What is needed: Check every line of the material below for "double". Give the number of lines that have it, and only that.

Dataset records:
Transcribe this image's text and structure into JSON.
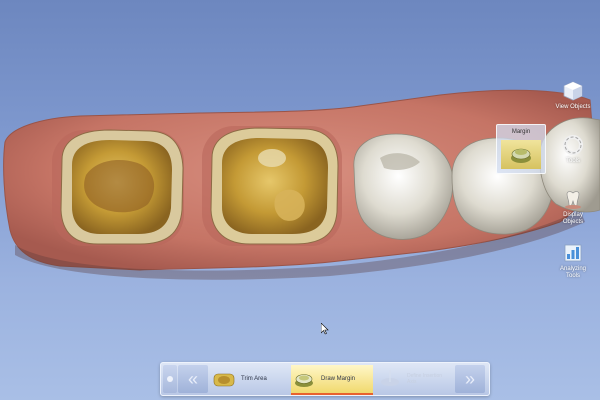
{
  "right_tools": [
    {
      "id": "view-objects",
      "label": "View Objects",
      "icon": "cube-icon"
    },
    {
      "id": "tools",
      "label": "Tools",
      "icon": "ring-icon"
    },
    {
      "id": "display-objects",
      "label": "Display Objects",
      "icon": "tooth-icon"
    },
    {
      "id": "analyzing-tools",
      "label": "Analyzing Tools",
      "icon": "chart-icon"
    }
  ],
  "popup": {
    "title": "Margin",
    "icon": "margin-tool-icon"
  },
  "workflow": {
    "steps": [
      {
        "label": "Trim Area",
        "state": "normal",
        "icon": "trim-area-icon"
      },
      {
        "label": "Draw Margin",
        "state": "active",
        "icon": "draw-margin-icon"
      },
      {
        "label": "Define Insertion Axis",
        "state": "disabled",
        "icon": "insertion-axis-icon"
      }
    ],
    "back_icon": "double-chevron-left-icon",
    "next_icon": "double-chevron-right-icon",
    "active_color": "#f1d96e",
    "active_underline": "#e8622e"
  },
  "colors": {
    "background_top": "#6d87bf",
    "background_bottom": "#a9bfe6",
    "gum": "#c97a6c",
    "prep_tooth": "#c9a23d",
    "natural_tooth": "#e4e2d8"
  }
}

Exercise output: 2